**Stated exercise**. Repeat every line of the listing below exactly, minus the pictures.

**Data supplied**.

══════════════════════════════

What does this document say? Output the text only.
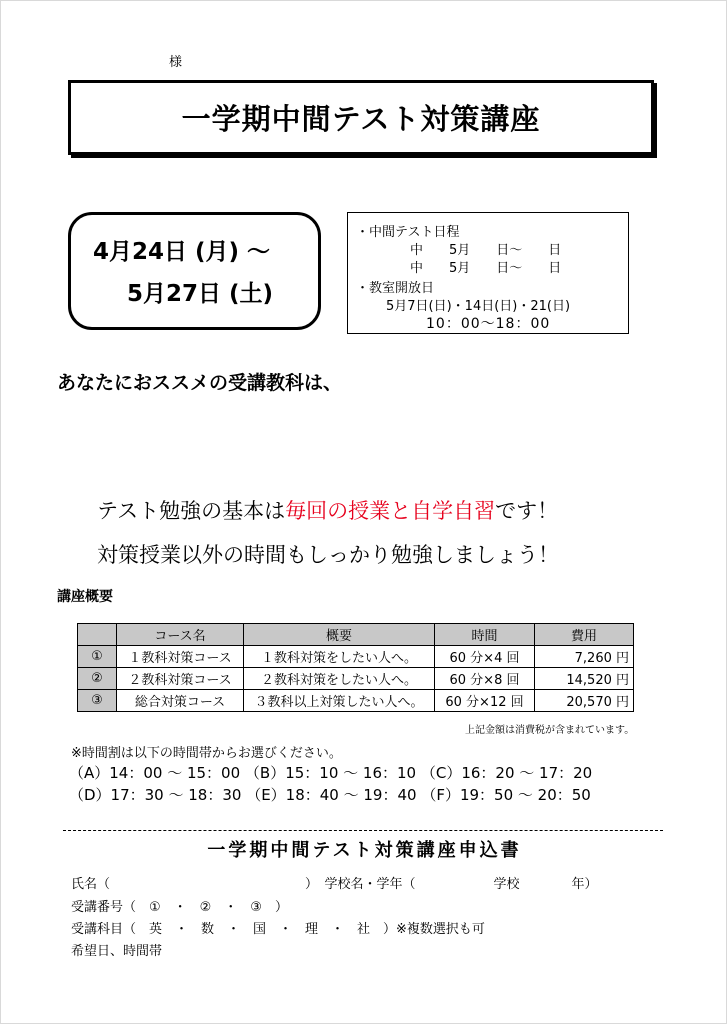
様
一学期中間テスト対策講座
4月24日 (月) ～
5月27日 (土)
・中間テスト日程
中　　5月　　日～　　日
中　　5月　　日～　　日
・教室開放日
5月7日(日)・14日(日)・21(日)
10：00～18：00
あなたにおススメの受講教科は、
テスト勉強の基本は毎回の授業と自学自習です！
対策授業以外の時間もしっかり勉強しましょう！
講座概要
	コース名	概要	時間	費用
①	１教科対策コース	１教科対策をしたい人へ。	60 分×4 回	7,260 円
②	２教科対策コース	２教科対策をしたい人へ。	60 分×8 回	14,520 円
③	総合対策コース	３教科以上対策したい人へ。	60 分×12 回	20,570 円
上記金額は消費税が含まれています。
※時間割は以下の時間帯からお選びください。
（A）14：00 ～ 15：00 （B）15：10 ～ 16：10 （C）16：20 ～ 17：20
（D）17：30 ～ 18：30 （E）18：40 ～ 19：40 （F）19：50 ～ 20：50
一学期中間テスト対策講座申込書
氏名（　　　　　　　　　　　　　　　）　学校名・学年（　　　　　　学校　　　　年）
受講番号（　①　・　②　・　③　）
受講科目（　英　・　数　・　国　・　理　・　社　）※複数選択も可
希望日、時間帯
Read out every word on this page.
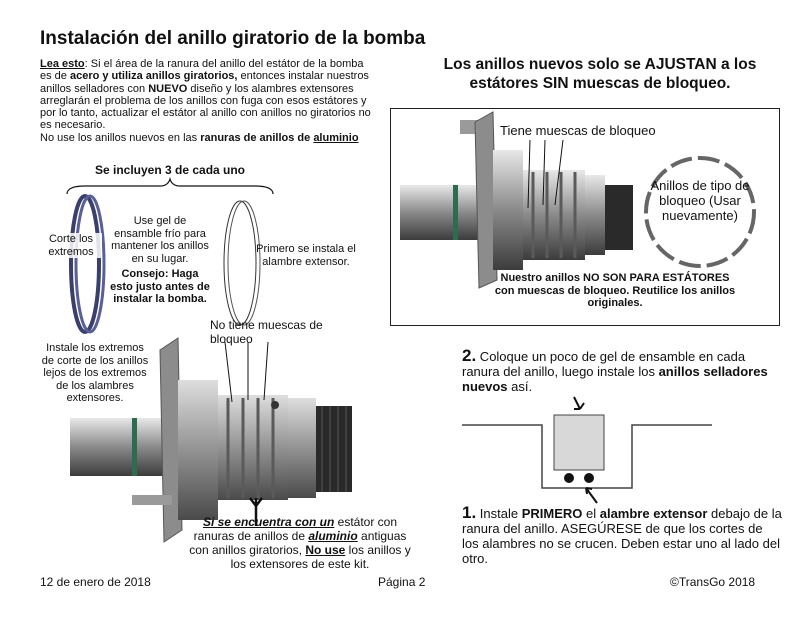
Instalación del anillo giratorio de la bomba
Lea esto: Si el área de la ranura del anillo del estátor de la bomba es de acero y utiliza anillos giratorios, entonces instalar nuestros anillos selladores con NUEVO diseño y los alambres extensores arreglarán el problema de los anillos con fuga con esos estátores y por lo tanto, actualizar el estátor al anillo con anillos no giratorios no es necesario.
No use los anillos nuevos en las ranuras de anillos de aluminio
Se incluyen 3 de cada uno
Corte los extremos
Use gel de ensamble frío para mantener los anillos en su lugar.
Consejo: Haga esto justo antes de instalar la bomba.
Primero se instala el alambre extensor.
No tiene muescas de bloqueo
Instale los extremos de corte de los anillos lejos de los extremos de los alambres extensores.
Si se encuentra con un estátor con ranuras de anillos de aluminio antiguas con anillos giratorios, No use los anillos y los extensores de este kit.
Los anillos nuevos solo se AJUSTAN a los estátores SIN muescas de bloqueo.
Tiene muescas de bloqueo
Anillos de tipo de bloqueo (Usar nuevamente)
Nuestro anillos NO SON PARA ESTÁTORES con muescas de bloqueo. Reutilice los anillos originales.
2. Coloque un poco de gel de ensamble en cada ranura del anillo, luego instale los anillos selladores nuevos así.
1. Instale PRIMERO el alambre extensor debajo de la ranura del anillo. ASEGÚRESE de que los cortes de los alambres no se crucen. Deben estar uno al lado del otro.
12 de enero de 2018	Página 2	©TransGo 2018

══════════════════════════════

**Task result**.
What does this document say? Output the text only.
様
一学期中間テスト対策講座
4月24日 (月) ～
5月27日 (土)
・中間テスト日程
中　　5月　　日～　　日
中　　5月　　日～　　日
・教室開放日
5月7日(日)・14日(日)・21(日)
10：00～18：00
あなたにおススメの受講教科は、
テスト勉強の基本は毎回の授業と自学自習です！
対策授業以外の時間もしっかり勉強しましょう！
講座概要
	コース名	概要	時間	費用
①	１教科対策コース	１教科対策をしたい人へ。	60 分×4 回	7,260 円
②	２教科対策コース	２教科対策をしたい人へ。	60 分×8 回	14,520 円
③	総合対策コース	３教科以上対策したい人へ。	60 分×12 回	20,570 円
上記金額は消費税が含まれています。
※時間割は以下の時間帯からお選びください。
（A）14：00 ～ 15：00 （B）15：10 ～ 16：10 （C）16：20 ～ 17：20
（D）17：30 ～ 18：30 （E）18：40 ～ 19：40 （F）19：50 ～ 20：50
一学期中間テスト対策講座申込書
氏名（　　　　　　　　　　　　　　　）　学校名・学年（　　　　　　学校　　　　年）
受講番号（　①　・　②　・　③　）
受講科目（　英　・　数　・　国　・　理　・　社　）※複数選択も可
希望日、時間帯
Read out every word on this page.
Instalación del anillo giratorio de la bomba
Lea esto: Si el área de la ranura del anillo del estátor de la bomba es de acero y utiliza anillos giratorios, entonces instalar nuestros anillos selladores con NUEVO diseño y los alambres extensores arreglarán el problema de los anillos con fuga con esos estátores y por lo tanto, actualizar el estátor al anillo con anillos no giratorios no es necesario.
No use los anillos nuevos en las ranuras de anillos de aluminio
Se incluyen 3 de cada uno
Corte los extremos
Use gel de ensamble frío para mantener los anillos en su lugar.
Consejo: Haga esto justo antes de instalar la bomba.
Primero se instala el alambre extensor.
No tiene muescas de bloqueo
Instale los extremos de corte de los anillos lejos de los extremos de los alambres extensores.
Si se encuentra con un estátor con ranuras de anillos de aluminio antiguas con anillos giratorios, No use los anillos y los extensores de este kit.
Los anillos nuevos solo se AJUSTAN a los estátores SIN muescas de bloqueo.
Tiene muescas de bloqueo
Anillos de tipo de bloqueo (Usar nuevamente)
Nuestro anillos NO SON PARA ESTÁTORES con muescas de bloqueo. Reutilice los anillos originales.
2. Coloque un poco de gel de ensamble en cada ranura del anillo, luego instale los anillos selladores nuevos así.
1. Instale PRIMERO el alambre extensor debajo de la ranura del anillo. ASEGÚRESE de que los cortes de los alambres no se crucen. Deben estar uno al lado del otro.
12 de enero de 2018	Página 2	©TransGo 2018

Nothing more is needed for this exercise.